§ **WORK TO BE COMPLETED**:
Please transcribe the data that follows without the pictures, keeping every word the same.

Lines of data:
○ ○ ○ ○

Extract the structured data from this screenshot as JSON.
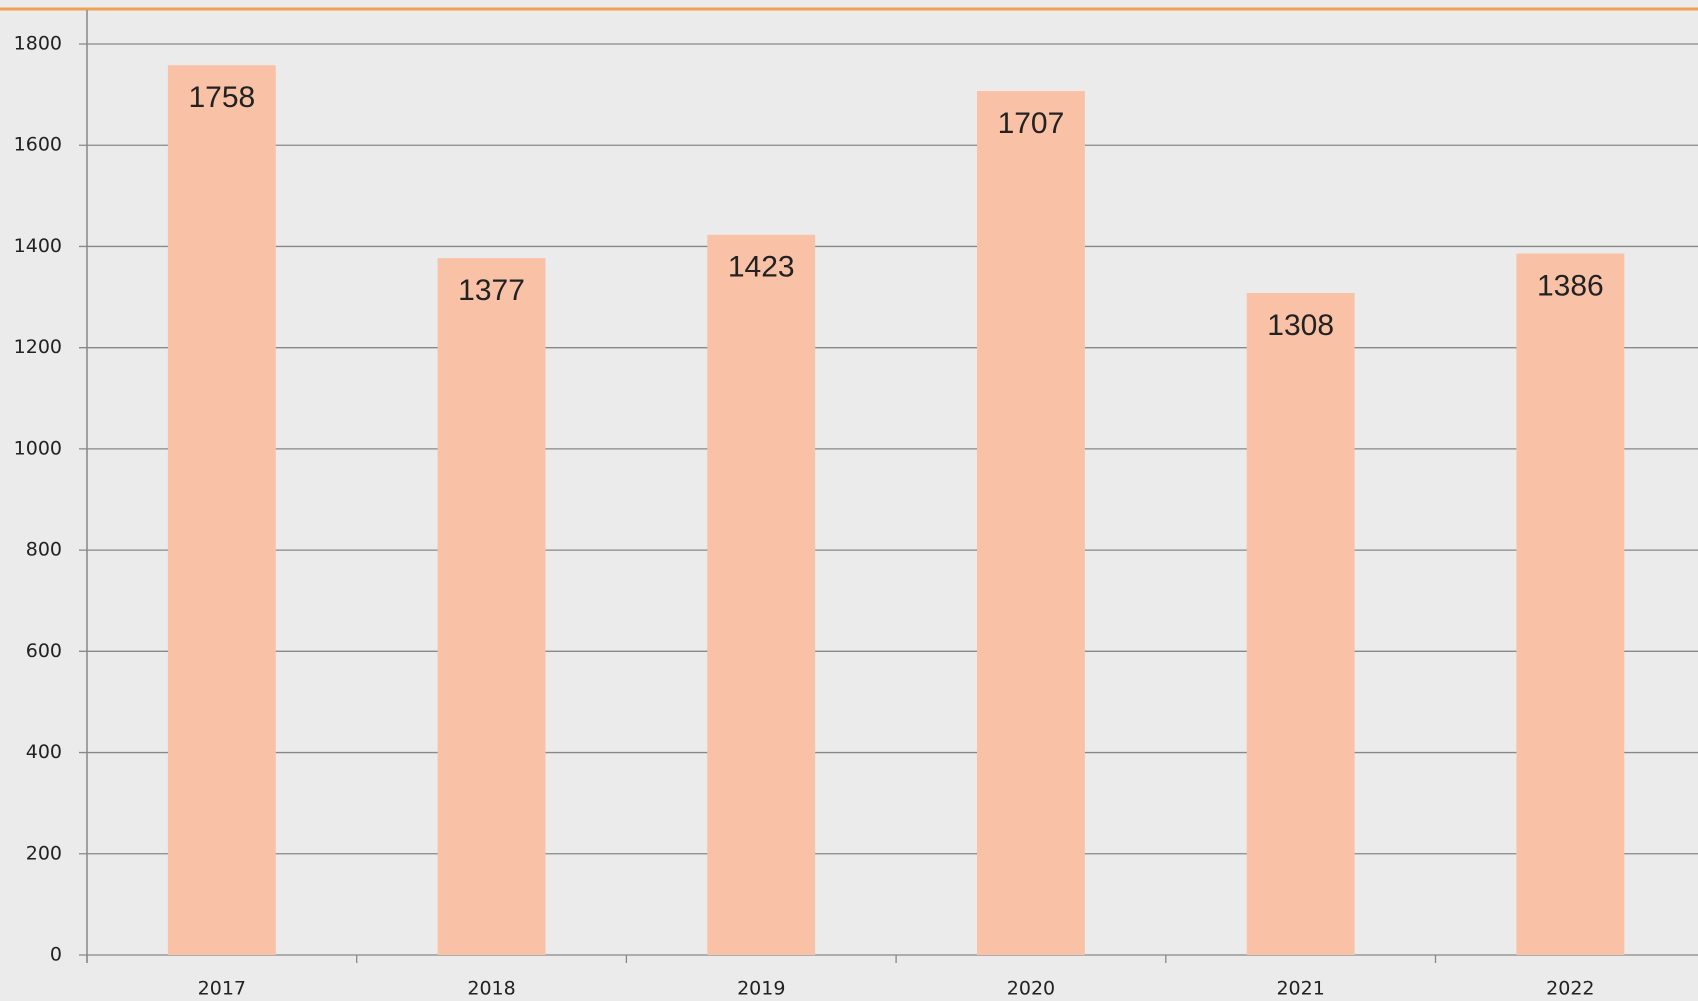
{
  "chart_data": {
    "type": "bar",
    "categories": [
      "2017",
      "2018",
      "2019",
      "2020",
      "2021",
      "2022"
    ],
    "values": [
      1758,
      1377,
      1423,
      1707,
      1308,
      1386
    ],
    "color": "#f9c2a7",
    "ylim": [
      0,
      1800
    ],
    "yticks": [
      0,
      200,
      400,
      600,
      800,
      1000,
      1200,
      1400,
      1600,
      1800
    ],
    "grid": true
  }
}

○ ○ ○ ○

§ **OUTPUT FOR THIS EXERCISE**:
Extract the structured data from this screenshot as JSON.
{
  "chart_data": {
    "type": "bar",
    "categories": [
      "2017",
      "2018",
      "2019",
      "2020",
      "2021",
      "2022"
    ],
    "values": [
      1758,
      1377,
      1423,
      1707,
      1308,
      1386
    ],
    "color": "#f9c2a7",
    "ylim": [
      0,
      1800
    ],
    "yticks": [
      0,
      200,
      400,
      600,
      800,
      1000,
      1200,
      1400,
      1600,
      1800
    ],
    "grid": true
  }
}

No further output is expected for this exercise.